YOUR TASK: Print the listing that follows, character for character.

--- PROVIDED RECORDS ---

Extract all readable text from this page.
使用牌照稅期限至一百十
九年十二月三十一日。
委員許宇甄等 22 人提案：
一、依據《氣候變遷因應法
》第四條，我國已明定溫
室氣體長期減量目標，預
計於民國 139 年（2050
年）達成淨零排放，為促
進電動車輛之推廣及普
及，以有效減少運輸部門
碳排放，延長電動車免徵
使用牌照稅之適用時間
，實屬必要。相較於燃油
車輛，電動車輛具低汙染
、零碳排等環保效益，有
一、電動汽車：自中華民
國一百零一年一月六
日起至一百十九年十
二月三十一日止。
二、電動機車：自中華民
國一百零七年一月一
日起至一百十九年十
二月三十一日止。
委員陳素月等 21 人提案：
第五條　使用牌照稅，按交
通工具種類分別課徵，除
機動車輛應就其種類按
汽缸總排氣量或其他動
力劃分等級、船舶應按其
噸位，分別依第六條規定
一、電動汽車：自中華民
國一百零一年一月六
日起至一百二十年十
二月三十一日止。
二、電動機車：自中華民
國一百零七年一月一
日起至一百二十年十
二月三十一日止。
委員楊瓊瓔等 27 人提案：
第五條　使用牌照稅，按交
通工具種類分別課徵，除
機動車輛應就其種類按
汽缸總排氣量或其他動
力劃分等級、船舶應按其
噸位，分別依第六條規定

---

FULL ANSWER:
Extract all readable text from this page.
使用牌照稅期限至一百十
九年十二月三十一日。
委員許宇甄等 22 人提案：
一、依據《氣候變遷因應法
》第四條，我國已明定溫
室氣體長期減量目標，預
計於民國 139 年（2050
年）達成淨零排放，為促
進電動車輛之推廣及普
及，以有效減少運輸部門
碳排放，延長電動車免徵
使用牌照稅之適用時間
，實屬必要。相較於燃油
車輛，電動車輛具低汙染
、零碳排等環保效益，有
一、電動汽車：自中華民
國一百零一年一月六
日起至一百十九年十
二月三十一日止。
二、電動機車：自中華民
國一百零七年一月一
日起至一百十九年十
二月三十一日止。
委員陳素月等 21 人提案：
第五條　使用牌照稅，按交
通工具種類分別課徵，除
機動車輛應就其種類按
汽缸總排氣量或其他動
力劃分等級、船舶應按其
噸位，分別依第六條規定
一、電動汽車：自中華民
國一百零一年一月六
日起至一百二十年十
二月三十一日止。
二、電動機車：自中華民
國一百零七年一月一
日起至一百二十年十
二月三十一日止。
委員楊瓊瓔等 27 人提案：
第五條　使用牌照稅，按交
通工具種類分別課徵，除
機動車輛應就其種類按
汽缸總排氣量或其他動
力劃分等級、船舶應按其
噸位，分別依第六條規定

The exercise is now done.